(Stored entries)
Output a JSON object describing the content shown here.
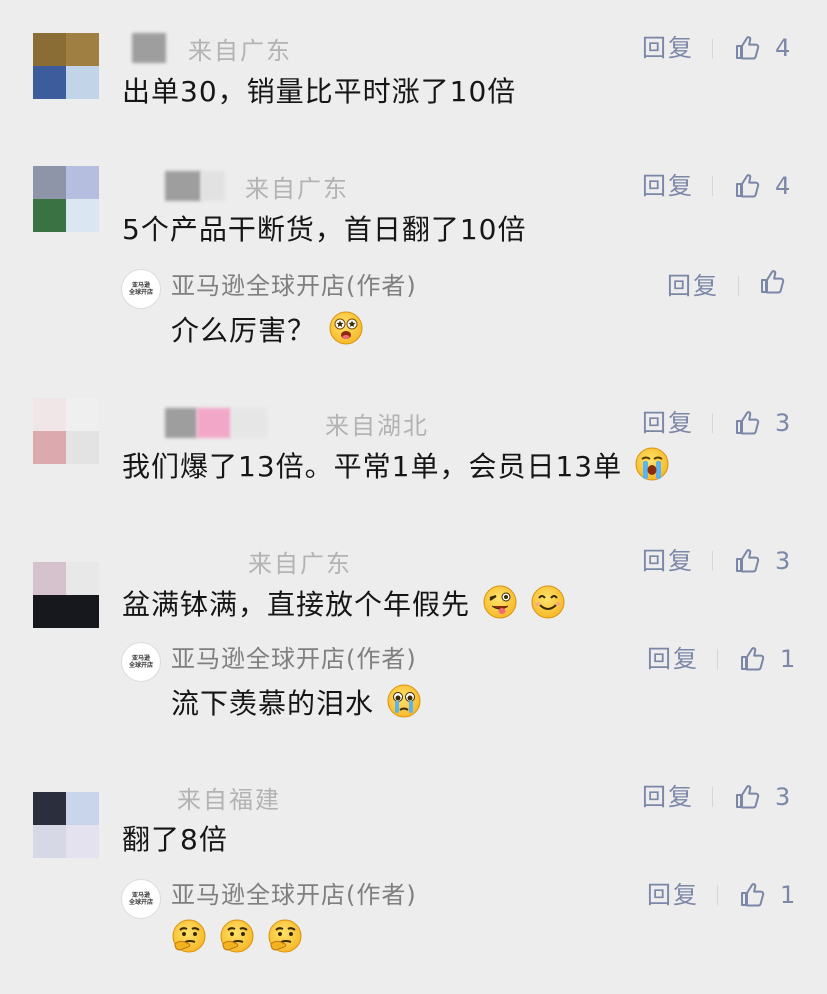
{
  "comments": [
    {
      "region": "来自广东",
      "text": "出单30，销量比平时涨了10倍",
      "reply_label": "回复",
      "likes": "4",
      "avatar_colors": [
        "#8a6c35",
        "#a07f42",
        "#3c5c9c",
        "#c2d5e8"
      ]
    },
    {
      "region": "来自广东",
      "text": "5个产品干断货，首日翻了10倍",
      "reply_label": "回复",
      "likes": "4",
      "avatar_colors": [
        "#8f95a8",
        "#b5bedf",
        "#3a7244",
        "#dbe6f3"
      ],
      "author_reply": {
        "name": "亚马逊全球开店(作者)",
        "logo_line1": "亚马逊",
        "logo_line2": "全球开店",
        "text": "介么厉害？",
        "reply_label": "回复",
        "likes": ""
      }
    },
    {
      "region": "来自湖北",
      "text": "我们爆了13倍。平常1单，会员日13单",
      "reply_label": "回复",
      "likes": "3",
      "avatar_colors": [
        "#f0e6e8",
        "#efefef",
        "#dcaaae",
        "#e3e3e3"
      ]
    },
    {
      "region": "来自广东",
      "text": "盆满钵满，直接放个年假先",
      "reply_label": "回复",
      "likes": "3",
      "avatar_colors": [
        "#d6c2cc",
        "#e8e8e8",
        "#17181d",
        "#17181d"
      ],
      "author_reply": {
        "name": "亚马逊全球开店(作者)",
        "logo_line1": "亚马逊",
        "logo_line2": "全球开店",
        "text": "流下羡慕的泪水",
        "reply_label": "回复",
        "likes": "1"
      }
    },
    {
      "region": "来自福建",
      "text": "翻了8倍",
      "reply_label": "回复",
      "likes": "3",
      "avatar_colors": [
        "#2b2f3d",
        "#c8d5ea",
        "#d6d8e6",
        "#e4e2ee"
      ],
      "author_reply": {
        "name": "亚马逊全球开店(作者)",
        "logo_line1": "亚马逊",
        "logo_line2": "全球开店",
        "text": "",
        "reply_label": "回复",
        "likes": "1"
      }
    }
  ],
  "colors": {
    "background": "#ededed",
    "text": "#161616",
    "meta": "#b3b3b3",
    "action": "#7a87a6"
  },
  "icons": {
    "like": "thumbs-up-icon",
    "emoji_star_eyes": "star-eyes-emoji-icon",
    "emoji_crying": "loudly-crying-emoji-icon",
    "emoji_wink_tongue": "winking-tongue-emoji-icon",
    "emoji_smile": "smiling-emoji-icon",
    "emoji_teary": "teary-emoji-icon",
    "emoji_thinking": "thinking-emoji-icon"
  }
}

### Work instructions
Filter out all lines lacking the word "text" and copy the rest.

### Expected answer
      "text": "出单30，销量比平时涨了10倍",
      "text": "5个产品干断货，首日翻了10倍",
        "text": "介么厉害？",
      "text": "我们爆了13倍。平常1单，会员日13单",
      "text": "盆满钵满，直接放个年假先",
        "text": "流下羡慕的泪水",
      "text": "翻了8倍",
        "text": "",
    "text": "#161616",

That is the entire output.